• Written request: Write out the lines below word for word, leaving out any pictures.

Visual layout records:
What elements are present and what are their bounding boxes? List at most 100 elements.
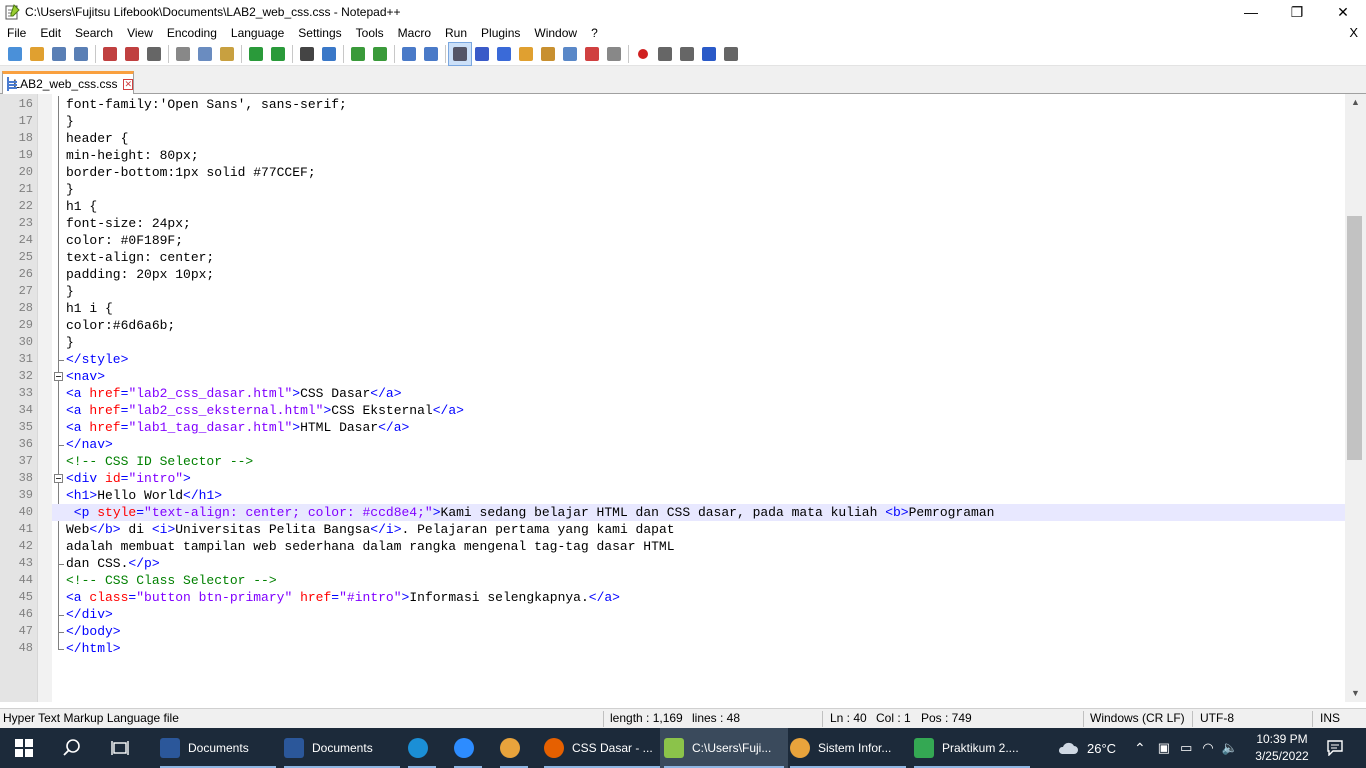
taskbar-app-chrome[interactable]: Sistem Infor...	[786, 728, 910, 768]
code-line[interactable]: </div>	[52, 606, 1345, 623]
copy-icon[interactable]	[194, 43, 216, 65]
taskbar-app-chrome[interactable]	[496, 728, 532, 768]
monitoring-icon[interactable]	[603, 43, 625, 65]
current-line[interactable]: <p style="text-align: center; color: #cc…	[52, 504, 1345, 521]
code-line[interactable]: }	[52, 113, 1345, 130]
scroll-up-icon[interactable]: ▲	[1345, 94, 1366, 111]
maximize-button[interactable]: ❐	[1274, 0, 1320, 24]
zoom-in-icon[interactable]	[347, 43, 369, 65]
menu-help[interactable]: ?	[584, 24, 605, 42]
code-line[interactable]: </nav>	[52, 436, 1345, 453]
menu-search[interactable]: Search	[68, 24, 120, 42]
task-view-button[interactable]	[96, 728, 144, 768]
tab-lab2-web-css[interactable]: LAB2_web_css.css ✕	[2, 71, 134, 94]
code-line[interactable]: border-bottom:1px solid #77CCEF;	[52, 164, 1345, 181]
menu-edit[interactable]: Edit	[33, 24, 68, 42]
sync-horizontal-icon[interactable]	[420, 43, 442, 65]
code-line[interactable]: header {	[52, 130, 1345, 147]
sync-vertical-icon[interactable]	[398, 43, 420, 65]
scroll-thumb[interactable]	[1347, 216, 1362, 460]
menu-language[interactable]: Language	[224, 24, 291, 42]
code-line[interactable]: color: #0F189F;	[52, 232, 1345, 249]
word-wrap-icon[interactable]	[448, 41, 472, 66]
menu-view[interactable]: View	[120, 24, 160, 42]
code-line[interactable]: }	[52, 181, 1345, 198]
code-line[interactable]: <!-- CSS ID Selector -->	[52, 453, 1345, 470]
taskbar-app-word-doc[interactable]: Documents	[280, 728, 404, 768]
play-macro-icon[interactable]	[676, 43, 698, 65]
stop-record-icon[interactable]	[654, 43, 676, 65]
paste-icon[interactable]	[216, 43, 238, 65]
taskbar-app-firefox[interactable]: CSS Dasar - ...	[540, 728, 664, 768]
open-file-icon[interactable]	[26, 43, 48, 65]
close-all-icon[interactable]	[121, 43, 143, 65]
code-line[interactable]: dan CSS.</p>	[52, 555, 1345, 572]
volume-icon[interactable]: 🔈	[1222, 740, 1238, 756]
save-icon[interactable]	[48, 43, 70, 65]
taskbar-app-drive[interactable]: Praktikum 2....	[910, 728, 1034, 768]
meet-now-icon[interactable]: ▣	[1158, 740, 1170, 756]
code-line[interactable]: adalah membuat tampilan web sederhana da…	[52, 538, 1345, 555]
code-line[interactable]: <div id="intro">	[52, 470, 1345, 487]
run-macro-multiple-icon[interactable]	[698, 43, 720, 65]
new-file-icon[interactable]	[4, 43, 26, 65]
replace-icon[interactable]	[318, 43, 340, 65]
menu-file[interactable]: File	[0, 24, 33, 42]
code-line[interactable]: h1 {	[52, 198, 1345, 215]
find-icon[interactable]	[296, 43, 318, 65]
code-line[interactable]: <h1>Hello World</h1>	[52, 487, 1345, 504]
taskbar-app-zoom[interactable]	[450, 728, 486, 768]
code-line[interactable]: <a href="lab2_css_eksternal.html">CSS Ek…	[52, 402, 1345, 419]
close-icon[interactable]	[99, 43, 121, 65]
clock[interactable]: 10:39 PM 3/25/2022	[1253, 731, 1311, 765]
vertical-scrollbar[interactable]: ▲ ▼	[1345, 94, 1366, 702]
menu-plugins[interactable]: Plugins	[474, 24, 527, 42]
code-line[interactable]: <!-- CSS Class Selector -->	[52, 572, 1345, 589]
close-window-button[interactable]: ✕	[1320, 0, 1366, 24]
menu-settings[interactable]: Settings	[291, 24, 348, 42]
minimize-button[interactable]: —	[1228, 0, 1274, 24]
scroll-down-icon[interactable]: ▼	[1345, 685, 1366, 702]
code-line[interactable]: Web</b> di <i>Universitas Pelita Bangsa<…	[52, 521, 1345, 538]
indent-guide-icon[interactable]	[493, 43, 515, 65]
menu-encoding[interactable]: Encoding	[160, 24, 224, 42]
notifications-button[interactable]	[1318, 728, 1352, 768]
save-macro-icon[interactable]	[720, 43, 742, 65]
folder-workspace-icon[interactable]	[581, 43, 603, 65]
cut-icon[interactable]	[172, 43, 194, 65]
code-line[interactable]: </style>	[52, 351, 1345, 368]
code-line[interactable]: <a href="lab1_tag_dasar.html">HTML Dasar…	[52, 419, 1345, 436]
print-icon[interactable]	[143, 43, 165, 65]
show-all-chars-icon[interactable]	[471, 43, 493, 65]
code-line[interactable]: font-family:'Open Sans', sans-serif;	[52, 96, 1345, 113]
redo-icon[interactable]	[267, 43, 289, 65]
function-list-icon[interactable]	[559, 43, 581, 65]
close-document-button[interactable]: X	[1349, 24, 1358, 42]
code-line[interactable]: <nav>	[52, 368, 1345, 385]
doc-map-icon[interactable]	[537, 43, 559, 65]
save-all-icon[interactable]	[70, 43, 92, 65]
chevron-up-icon[interactable]: ⌃	[1134, 740, 1146, 757]
zoom-out-icon[interactable]	[369, 43, 391, 65]
start-button[interactable]	[0, 728, 48, 768]
code-line[interactable]: padding: 20px 10px;	[52, 266, 1345, 283]
tab-close-icon[interactable]: ✕	[123, 78, 133, 90]
editor[interactable]: 16 17 18 19 20 21 22 23 24 25 26 27 28 29 30 31 32 33 34 35…	[0, 94, 1366, 702]
code-line[interactable]: <a href="lab2_css_dasar.html">CSS Dasar<…	[52, 385, 1345, 402]
code-line[interactable]: font-size: 24px;	[52, 215, 1345, 232]
code-line[interactable]: min-height: 80px;	[52, 147, 1345, 164]
code-line[interactable]: color:#6d6a6b;	[52, 317, 1345, 334]
user-lang-icon[interactable]	[515, 43, 537, 65]
taskbar-app-notepadpp[interactable]: C:\Users\Fuji...	[660, 728, 788, 768]
menu-run[interactable]: Run	[438, 24, 474, 42]
wifi-icon[interactable]: ◠	[1202, 740, 1213, 756]
weather-temperature[interactable]: 26°C	[1087, 741, 1116, 756]
code-line[interactable]: <a class="button btn-primary" href="#int…	[52, 589, 1345, 606]
code-line[interactable]: </html>	[52, 640, 1345, 657]
code-line[interactable]: }	[52, 283, 1345, 300]
menu-macro[interactable]: Macro	[391, 24, 438, 42]
battery-icon[interactable]: ▭	[1180, 740, 1192, 756]
code-area[interactable]: font-family:'Open Sans', sans-serif;} hea…	[52, 94, 1345, 702]
taskbar-app-edge[interactable]	[404, 728, 440, 768]
menu-window[interactable]: Window	[527, 24, 584, 42]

• Correct result:
What elements are present and what are their bounding boxes? List at most 100 elements.
taskbar-app-chrome[interactable]: Sistem Infor...	[786, 728, 910, 768]
code-line[interactable]: </div>	[52, 606, 1345, 623]
copy-icon[interactable]	[194, 43, 216, 65]
taskbar-app-chrome[interactable]	[496, 728, 532, 768]
monitoring-icon[interactable]	[603, 43, 625, 65]
current-line[interactable]: <p style="text-align: center; color: #cc…	[52, 504, 1345, 521]
code-line[interactable]: }	[52, 113, 1345, 130]
scroll-up-icon[interactable]: ▲	[1345, 94, 1366, 111]
maximize-button[interactable]: ❐	[1274, 0, 1320, 24]
zoom-in-icon[interactable]	[347, 43, 369, 65]
menu-help[interactable]: ?	[584, 24, 605, 42]
code-line[interactable]: </nav>	[52, 436, 1345, 453]
menu-search[interactable]: Search	[68, 24, 120, 42]
task-view-button[interactable]	[96, 728, 144, 768]
tab-lab2-web-css[interactable]: LAB2_web_css.css ✕	[2, 71, 134, 94]
code-line[interactable]: border-bottom:1px solid #77CCEF;	[52, 164, 1345, 181]
menu-edit[interactable]: Edit	[33, 24, 68, 42]
sync-horizontal-icon[interactable]	[420, 43, 442, 65]
code-line[interactable]: header {	[52, 130, 1345, 147]
sync-vertical-icon[interactable]	[398, 43, 420, 65]
scroll-thumb[interactable]	[1347, 216, 1362, 460]
menu-language[interactable]: Language	[224, 24, 291, 42]
code-line[interactable]: color: #0F189F;	[52, 232, 1345, 249]
word-wrap-icon[interactable]	[448, 41, 472, 66]
menu-view[interactable]: View	[120, 24, 160, 42]
code-line[interactable]: }	[52, 181, 1345, 198]
code-line[interactable]: <!-- CSS ID Selector -->	[52, 453, 1345, 470]
taskbar-app-word-doc[interactable]: Documents	[280, 728, 404, 768]
play-macro-icon[interactable]	[676, 43, 698, 65]
stop-record-icon[interactable]	[654, 43, 676, 65]
paste-icon[interactable]	[216, 43, 238, 65]
taskbar-app-firefox[interactable]: CSS Dasar - ...	[540, 728, 664, 768]
open-file-icon[interactable]	[26, 43, 48, 65]
close-all-icon[interactable]	[121, 43, 143, 65]
code-line[interactable]: dan CSS.</p>	[52, 555, 1345, 572]
volume-icon[interactable]: 🔈	[1222, 740, 1238, 756]
save-icon[interactable]	[48, 43, 70, 65]
taskbar-app-drive[interactable]: Praktikum 2....	[910, 728, 1034, 768]
meet-now-icon[interactable]: ▣	[1158, 740, 1170, 756]
code-line[interactable]: adalah membuat tampilan web sederhana da…	[52, 538, 1345, 555]
code-line[interactable]: <div id="intro">	[52, 470, 1345, 487]
run-macro-multiple-icon[interactable]	[698, 43, 720, 65]
new-file-icon[interactable]	[4, 43, 26, 65]
replace-icon[interactable]	[318, 43, 340, 65]
menu-file[interactable]: File	[0, 24, 33, 42]
code-line[interactable]: h1 {	[52, 198, 1345, 215]
find-icon[interactable]	[296, 43, 318, 65]
code-line[interactable]: <h1>Hello World</h1>	[52, 487, 1345, 504]
taskbar-app-zoom[interactable]	[450, 728, 486, 768]
code-line[interactable]: <a href="lab2_css_eksternal.html">CSS Ek…	[52, 402, 1345, 419]
close-icon[interactable]	[99, 43, 121, 65]
clock[interactable]: 10:39 PM 3/25/2022	[1253, 731, 1311, 765]
vertical-scrollbar[interactable]: ▲ ▼	[1345, 94, 1366, 702]
menu-plugins[interactable]: Plugins	[474, 24, 527, 42]
code-line[interactable]: <!-- CSS Class Selector -->	[52, 572, 1345, 589]
close-window-button[interactable]: ✕	[1320, 0, 1366, 24]
menu-settings[interactable]: Settings	[291, 24, 348, 42]
minimize-button[interactable]: —	[1228, 0, 1274, 24]
scroll-down-icon[interactable]: ▼	[1345, 685, 1366, 702]
code-line[interactable]: Web</b> di <i>Universitas Pelita Bangsa<…	[52, 521, 1345, 538]
indent-guide-icon[interactable]	[493, 43, 515, 65]
menu-encoding[interactable]: Encoding	[160, 24, 224, 42]
notifications-button[interactable]	[1318, 728, 1352, 768]
save-macro-icon[interactable]	[720, 43, 742, 65]
folder-workspace-icon[interactable]	[581, 43, 603, 65]
cut-icon[interactable]	[172, 43, 194, 65]
code-line[interactable]: </style>	[52, 351, 1345, 368]
code-line[interactable]: <a href="lab1_tag_dasar.html">HTML Dasar…	[52, 419, 1345, 436]
print-icon[interactable]	[143, 43, 165, 65]
show-all-chars-icon[interactable]	[471, 43, 493, 65]
code-line[interactable]: font-family:'Open Sans', sans-serif;	[52, 96, 1345, 113]
redo-icon[interactable]	[267, 43, 289, 65]
function-list-icon[interactable]	[559, 43, 581, 65]
close-document-button[interactable]: X	[1349, 24, 1358, 42]
code-line[interactable]: <nav>	[52, 368, 1345, 385]
doc-map-icon[interactable]	[537, 43, 559, 65]
save-all-icon[interactable]	[70, 43, 92, 65]
chevron-up-icon[interactable]: ⌃	[1134, 740, 1146, 757]
zoom-out-icon[interactable]	[369, 43, 391, 65]
start-button[interactable]	[0, 728, 48, 768]
code-line[interactable]: padding: 20px 10px;	[52, 266, 1345, 283]
tab-close-icon[interactable]: ✕	[123, 78, 133, 90]
editor[interactable]: 16 17 18 19 20 21 22 23 24 25 26 27 28 29 30 31 32 33 34 35…	[0, 94, 1366, 702]
code-line[interactable]: <a href="lab2_css_dasar.html">CSS Dasar<…	[52, 385, 1345, 402]
code-line[interactable]: font-size: 24px;	[52, 215, 1345, 232]
code-line[interactable]: min-height: 80px;	[52, 147, 1345, 164]
code-line[interactable]: color:#6d6a6b;	[52, 317, 1345, 334]
user-lang-icon[interactable]	[515, 43, 537, 65]
taskbar-app-notepadpp[interactable]: C:\Users\Fuji...	[660, 728, 788, 768]
menu-run[interactable]: Run	[438, 24, 474, 42]
wifi-icon[interactable]: ◠	[1202, 740, 1213, 756]
weather-temperature[interactable]: 26°C	[1087, 741, 1116, 756]
code-line[interactable]: <a class="button btn-primary" href="#int…	[52, 589, 1345, 606]
code-line[interactable]: </html>	[52, 640, 1345, 657]
code-line[interactable]: }	[52, 283, 1345, 300]
menu-macro[interactable]: Macro	[391, 24, 438, 42]
battery-icon[interactable]: ▭	[1180, 740, 1192, 756]
code-area[interactable]: font-family:'Open Sans', sans-serif;} hea…	[52, 94, 1345, 702]
taskbar-app-edge[interactable]	[404, 728, 440, 768]
menu-window[interactable]: Window	[527, 24, 584, 42]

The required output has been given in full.